## What this task involves
Write the data out again exactly, with no pictures.

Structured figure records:
◇ ◇ ◇ ◇ ◇ ◇ ◇

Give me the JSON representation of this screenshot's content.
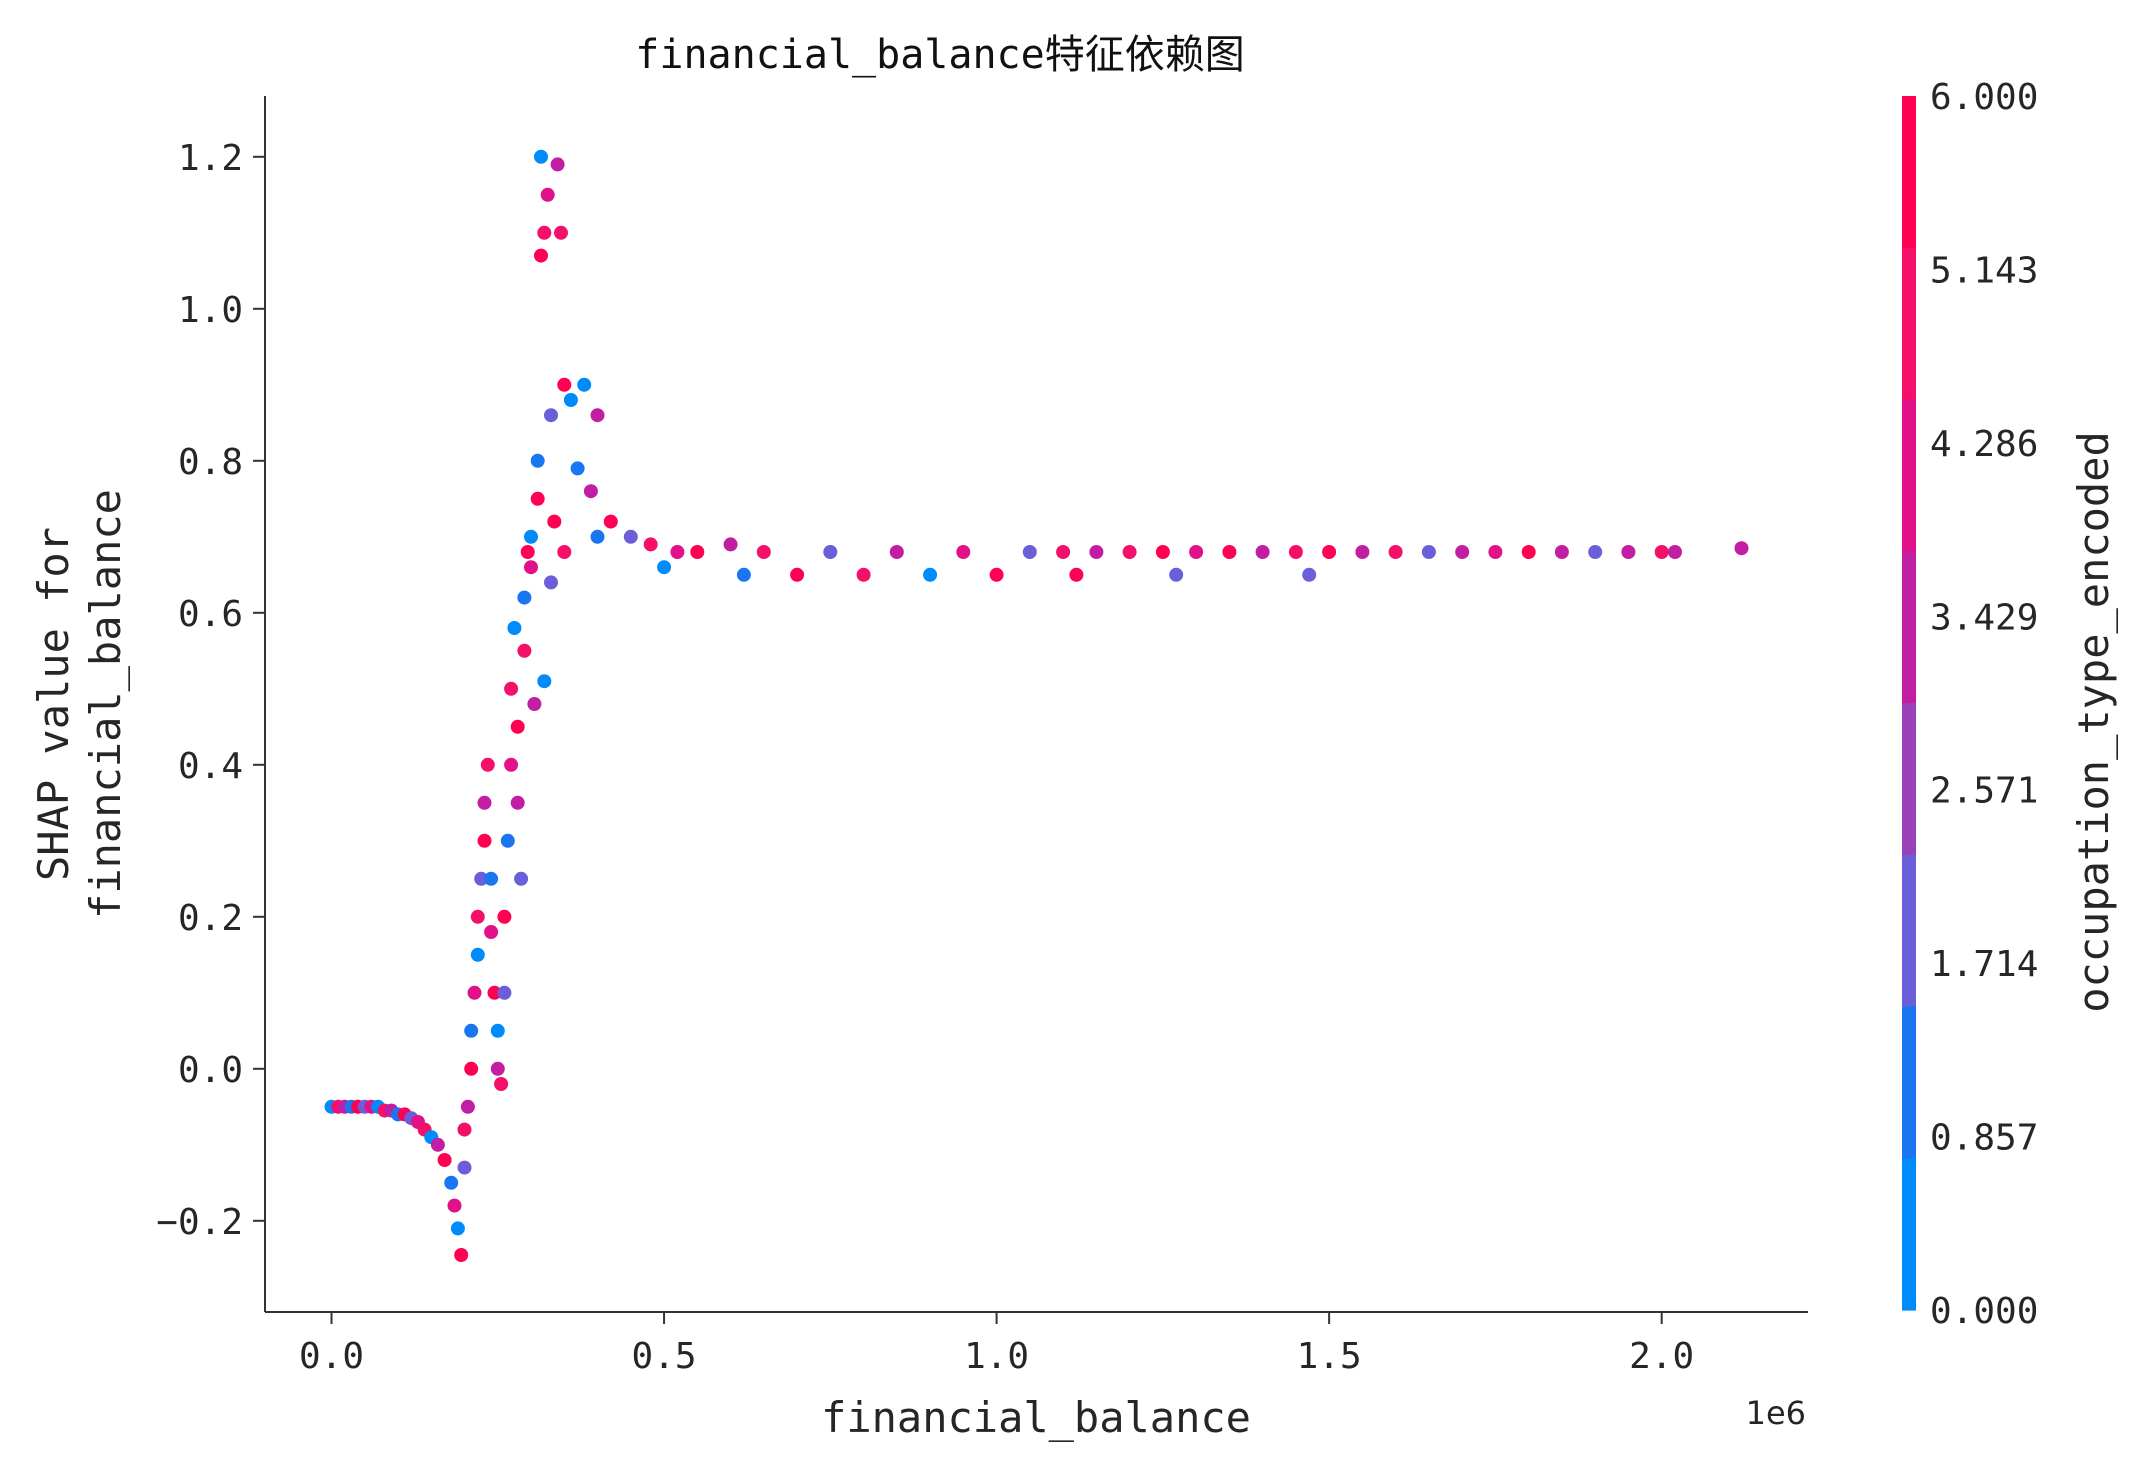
{
  "chart_data": {
    "type": "scatter",
    "title": "financial_balance特征依赖图",
    "xlabel": "financial_balance",
    "ylabel_lines": [
      "SHAP value for",
      "financial_balance"
    ],
    "x_offset_label": "1e6",
    "xlim": [
      -0.1,
      2.22
    ],
    "ylim": [
      -0.32,
      1.28
    ],
    "x_ticks": [
      0.0,
      0.5,
      1.0,
      1.5,
      2.0
    ],
    "x_tick_labels": [
      "0.0",
      "0.5",
      "1.0",
      "1.5",
      "2.0"
    ],
    "y_ticks": [
      -0.2,
      0.0,
      0.2,
      0.4,
      0.6,
      0.8,
      1.0,
      1.2
    ],
    "y_tick_labels": [
      "−0.2",
      "0.0",
      "0.2",
      "0.4",
      "0.6",
      "0.8",
      "1.0",
      "1.2"
    ],
    "colorbar": {
      "label": "occupation_type_encoded",
      "range": [
        0,
        6
      ],
      "ticks": [
        "0.000",
        "0.857",
        "1.714",
        "2.571",
        "3.429",
        "4.286",
        "5.143",
        "6.000"
      ],
      "colors": [
        "#008bfb",
        "#1a76f0",
        "#6a5fd8",
        "#9b41b8",
        "#c21ea4",
        "#e1118a",
        "#f41069",
        "#ff0052"
      ]
    },
    "points": [
      [
        0.0,
        -0.05,
        0
      ],
      [
        0.01,
        -0.05,
        5
      ],
      [
        0.02,
        -0.05,
        3
      ],
      [
        0.03,
        -0.05,
        1
      ],
      [
        0.04,
        -0.05,
        6
      ],
      [
        0.05,
        -0.05,
        2
      ],
      [
        0.06,
        -0.05,
        4
      ],
      [
        0.07,
        -0.05,
        0
      ],
      [
        0.08,
        -0.055,
        5
      ],
      [
        0.09,
        -0.055,
        3
      ],
      [
        0.1,
        -0.06,
        1
      ],
      [
        0.11,
        -0.06,
        6
      ],
      [
        0.12,
        -0.065,
        2
      ],
      [
        0.13,
        -0.07,
        4
      ],
      [
        0.14,
        -0.08,
        5
      ],
      [
        0.15,
        -0.09,
        0
      ],
      [
        0.16,
        -0.1,
        3
      ],
      [
        0.17,
        -0.12,
        6
      ],
      [
        0.18,
        -0.15,
        1
      ],
      [
        0.185,
        -0.18,
        4
      ],
      [
        0.19,
        -0.21,
        0
      ],
      [
        0.195,
        -0.245,
        6
      ],
      [
        0.2,
        -0.13,
        2
      ],
      [
        0.2,
        -0.08,
        5
      ],
      [
        0.205,
        -0.05,
        3
      ],
      [
        0.21,
        0.0,
        6
      ],
      [
        0.21,
        0.05,
        1
      ],
      [
        0.215,
        0.1,
        4
      ],
      [
        0.22,
        0.15,
        0
      ],
      [
        0.22,
        0.2,
        5
      ],
      [
        0.225,
        0.25,
        2
      ],
      [
        0.23,
        0.3,
        6
      ],
      [
        0.23,
        0.35,
        3
      ],
      [
        0.235,
        0.4,
        5
      ],
      [
        0.24,
        0.25,
        1
      ],
      [
        0.24,
        0.18,
        4
      ],
      [
        0.245,
        0.1,
        6
      ],
      [
        0.25,
        0.05,
        0
      ],
      [
        0.25,
        0.0,
        3
      ],
      [
        0.255,
        -0.02,
        5
      ],
      [
        0.26,
        0.1,
        2
      ],
      [
        0.26,
        0.2,
        6
      ],
      [
        0.265,
        0.3,
        1
      ],
      [
        0.27,
        0.4,
        4
      ],
      [
        0.27,
        0.5,
        5
      ],
      [
        0.275,
        0.58,
        0
      ],
      [
        0.28,
        0.45,
        6
      ],
      [
        0.28,
        0.35,
        3
      ],
      [
        0.285,
        0.25,
        2
      ],
      [
        0.29,
        0.55,
        5
      ],
      [
        0.29,
        0.62,
        1
      ],
      [
        0.295,
        0.68,
        6
      ],
      [
        0.3,
        0.7,
        0
      ],
      [
        0.3,
        0.66,
        4
      ],
      [
        0.305,
        0.48,
        3
      ],
      [
        0.31,
        0.8,
        1
      ],
      [
        0.31,
        0.75,
        6
      ],
      [
        0.315,
        1.2,
        0
      ],
      [
        0.315,
        1.07,
        6
      ],
      [
        0.32,
        1.1,
        5
      ],
      [
        0.325,
        1.15,
        4
      ],
      [
        0.33,
        0.86,
        2
      ],
      [
        0.335,
        0.72,
        6
      ],
      [
        0.34,
        1.19,
        3
      ],
      [
        0.345,
        1.1,
        5
      ],
      [
        0.35,
        0.9,
        6
      ],
      [
        0.36,
        0.88,
        0
      ],
      [
        0.37,
        0.79,
        1
      ],
      [
        0.38,
        0.9,
        0
      ],
      [
        0.39,
        0.76,
        3
      ],
      [
        0.4,
        0.86,
        3
      ],
      [
        0.32,
        0.51,
        0
      ],
      [
        0.33,
        0.64,
        2
      ],
      [
        0.35,
        0.68,
        5
      ],
      [
        0.4,
        0.7,
        1
      ],
      [
        0.42,
        0.72,
        6
      ],
      [
        0.45,
        0.7,
        2
      ],
      [
        0.48,
        0.69,
        5
      ],
      [
        0.5,
        0.66,
        0
      ],
      [
        0.52,
        0.68,
        4
      ],
      [
        0.55,
        0.68,
        6
      ],
      [
        0.6,
        0.69,
        3
      ],
      [
        0.62,
        0.65,
        1
      ],
      [
        0.65,
        0.68,
        5
      ],
      [
        0.7,
        0.65,
        6
      ],
      [
        0.75,
        0.68,
        2
      ],
      [
        0.8,
        0.65,
        5
      ],
      [
        0.85,
        0.68,
        3
      ],
      [
        0.9,
        0.65,
        0
      ],
      [
        0.95,
        0.68,
        4
      ],
      [
        1.0,
        0.65,
        6
      ],
      [
        1.05,
        0.68,
        2
      ],
      [
        1.1,
        0.68,
        5
      ],
      [
        1.12,
        0.65,
        6
      ],
      [
        1.15,
        0.68,
        3
      ],
      [
        1.2,
        0.68,
        5
      ],
      [
        1.25,
        0.68,
        6
      ],
      [
        1.27,
        0.65,
        2
      ],
      [
        1.3,
        0.68,
        4
      ],
      [
        1.35,
        0.68,
        6
      ],
      [
        1.4,
        0.68,
        3
      ],
      [
        1.45,
        0.68,
        5
      ],
      [
        1.47,
        0.65,
        2
      ],
      [
        1.5,
        0.68,
        6
      ],
      [
        1.55,
        0.68,
        3
      ],
      [
        1.6,
        0.68,
        5
      ],
      [
        1.65,
        0.68,
        2
      ],
      [
        1.7,
        0.68,
        3
      ],
      [
        1.75,
        0.68,
        4
      ],
      [
        1.8,
        0.68,
        6
      ],
      [
        1.85,
        0.68,
        3
      ],
      [
        1.9,
        0.68,
        2
      ],
      [
        1.95,
        0.68,
        3
      ],
      [
        2.0,
        0.68,
        5
      ],
      [
        2.02,
        0.68,
        3
      ],
      [
        2.12,
        0.685,
        3
      ]
    ]
  }
}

◇ ◇ ◇ ◇ ◇ ◇ ◇

## Completed task
Give me the JSON representation of this screenshot's content.
{
  "chart_data": {
    "type": "scatter",
    "title": "financial_balance特征依赖图",
    "xlabel": "financial_balance",
    "ylabel_lines": [
      "SHAP value for",
      "financial_balance"
    ],
    "x_offset_label": "1e6",
    "xlim": [
      -0.1,
      2.22
    ],
    "ylim": [
      -0.32,
      1.28
    ],
    "x_ticks": [
      0.0,
      0.5,
      1.0,
      1.5,
      2.0
    ],
    "x_tick_labels": [
      "0.0",
      "0.5",
      "1.0",
      "1.5",
      "2.0"
    ],
    "y_ticks": [
      -0.2,
      0.0,
      0.2,
      0.4,
      0.6,
      0.8,
      1.0,
      1.2
    ],
    "y_tick_labels": [
      "−0.2",
      "0.0",
      "0.2",
      "0.4",
      "0.6",
      "0.8",
      "1.0",
      "1.2"
    ],
    "colorbar": {
      "label": "occupation_type_encoded",
      "range": [
        0,
        6
      ],
      "ticks": [
        "0.000",
        "0.857",
        "1.714",
        "2.571",
        "3.429",
        "4.286",
        "5.143",
        "6.000"
      ],
      "colors": [
        "#008bfb",
        "#1a76f0",
        "#6a5fd8",
        "#9b41b8",
        "#c21ea4",
        "#e1118a",
        "#f41069",
        "#ff0052"
      ]
    },
    "points": [
      [
        0.0,
        -0.05,
        0
      ],
      [
        0.01,
        -0.05,
        5
      ],
      [
        0.02,
        -0.05,
        3
      ],
      [
        0.03,
        -0.05,
        1
      ],
      [
        0.04,
        -0.05,
        6
      ],
      [
        0.05,
        -0.05,
        2
      ],
      [
        0.06,
        -0.05,
        4
      ],
      [
        0.07,
        -0.05,
        0
      ],
      [
        0.08,
        -0.055,
        5
      ],
      [
        0.09,
        -0.055,
        3
      ],
      [
        0.1,
        -0.06,
        1
      ],
      [
        0.11,
        -0.06,
        6
      ],
      [
        0.12,
        -0.065,
        2
      ],
      [
        0.13,
        -0.07,
        4
      ],
      [
        0.14,
        -0.08,
        5
      ],
      [
        0.15,
        -0.09,
        0
      ],
      [
        0.16,
        -0.1,
        3
      ],
      [
        0.17,
        -0.12,
        6
      ],
      [
        0.18,
        -0.15,
        1
      ],
      [
        0.185,
        -0.18,
        4
      ],
      [
        0.19,
        -0.21,
        0
      ],
      [
        0.195,
        -0.245,
        6
      ],
      [
        0.2,
        -0.13,
        2
      ],
      [
        0.2,
        -0.08,
        5
      ],
      [
        0.205,
        -0.05,
        3
      ],
      [
        0.21,
        0.0,
        6
      ],
      [
        0.21,
        0.05,
        1
      ],
      [
        0.215,
        0.1,
        4
      ],
      [
        0.22,
        0.15,
        0
      ],
      [
        0.22,
        0.2,
        5
      ],
      [
        0.225,
        0.25,
        2
      ],
      [
        0.23,
        0.3,
        6
      ],
      [
        0.23,
        0.35,
        3
      ],
      [
        0.235,
        0.4,
        5
      ],
      [
        0.24,
        0.25,
        1
      ],
      [
        0.24,
        0.18,
        4
      ],
      [
        0.245,
        0.1,
        6
      ],
      [
        0.25,
        0.05,
        0
      ],
      [
        0.25,
        0.0,
        3
      ],
      [
        0.255,
        -0.02,
        5
      ],
      [
        0.26,
        0.1,
        2
      ],
      [
        0.26,
        0.2,
        6
      ],
      [
        0.265,
        0.3,
        1
      ],
      [
        0.27,
        0.4,
        4
      ],
      [
        0.27,
        0.5,
        5
      ],
      [
        0.275,
        0.58,
        0
      ],
      [
        0.28,
        0.45,
        6
      ],
      [
        0.28,
        0.35,
        3
      ],
      [
        0.285,
        0.25,
        2
      ],
      [
        0.29,
        0.55,
        5
      ],
      [
        0.29,
        0.62,
        1
      ],
      [
        0.295,
        0.68,
        6
      ],
      [
        0.3,
        0.7,
        0
      ],
      [
        0.3,
        0.66,
        4
      ],
      [
        0.305,
        0.48,
        3
      ],
      [
        0.31,
        0.8,
        1
      ],
      [
        0.31,
        0.75,
        6
      ],
      [
        0.315,
        1.2,
        0
      ],
      [
        0.315,
        1.07,
        6
      ],
      [
        0.32,
        1.1,
        5
      ],
      [
        0.325,
        1.15,
        4
      ],
      [
        0.33,
        0.86,
        2
      ],
      [
        0.335,
        0.72,
        6
      ],
      [
        0.34,
        1.19,
        3
      ],
      [
        0.345,
        1.1,
        5
      ],
      [
        0.35,
        0.9,
        6
      ],
      [
        0.36,
        0.88,
        0
      ],
      [
        0.37,
        0.79,
        1
      ],
      [
        0.38,
        0.9,
        0
      ],
      [
        0.39,
        0.76,
        3
      ],
      [
        0.4,
        0.86,
        3
      ],
      [
        0.32,
        0.51,
        0
      ],
      [
        0.33,
        0.64,
        2
      ],
      [
        0.35,
        0.68,
        5
      ],
      [
        0.4,
        0.7,
        1
      ],
      [
        0.42,
        0.72,
        6
      ],
      [
        0.45,
        0.7,
        2
      ],
      [
        0.48,
        0.69,
        5
      ],
      [
        0.5,
        0.66,
        0
      ],
      [
        0.52,
        0.68,
        4
      ],
      [
        0.55,
        0.68,
        6
      ],
      [
        0.6,
        0.69,
        3
      ],
      [
        0.62,
        0.65,
        1
      ],
      [
        0.65,
        0.68,
        5
      ],
      [
        0.7,
        0.65,
        6
      ],
      [
        0.75,
        0.68,
        2
      ],
      [
        0.8,
        0.65,
        5
      ],
      [
        0.85,
        0.68,
        3
      ],
      [
        0.9,
        0.65,
        0
      ],
      [
        0.95,
        0.68,
        4
      ],
      [
        1.0,
        0.65,
        6
      ],
      [
        1.05,
        0.68,
        2
      ],
      [
        1.1,
        0.68,
        5
      ],
      [
        1.12,
        0.65,
        6
      ],
      [
        1.15,
        0.68,
        3
      ],
      [
        1.2,
        0.68,
        5
      ],
      [
        1.25,
        0.68,
        6
      ],
      [
        1.27,
        0.65,
        2
      ],
      [
        1.3,
        0.68,
        4
      ],
      [
        1.35,
        0.68,
        6
      ],
      [
        1.4,
        0.68,
        3
      ],
      [
        1.45,
        0.68,
        5
      ],
      [
        1.47,
        0.65,
        2
      ],
      [
        1.5,
        0.68,
        6
      ],
      [
        1.55,
        0.68,
        3
      ],
      [
        1.6,
        0.68,
        5
      ],
      [
        1.65,
        0.68,
        2
      ],
      [
        1.7,
        0.68,
        3
      ],
      [
        1.75,
        0.68,
        4
      ],
      [
        1.8,
        0.68,
        6
      ],
      [
        1.85,
        0.68,
        3
      ],
      [
        1.9,
        0.68,
        2
      ],
      [
        1.95,
        0.68,
        3
      ],
      [
        2.0,
        0.68,
        5
      ],
      [
        2.02,
        0.68,
        3
      ],
      [
        2.12,
        0.685,
        3
      ]
    ]
  }
}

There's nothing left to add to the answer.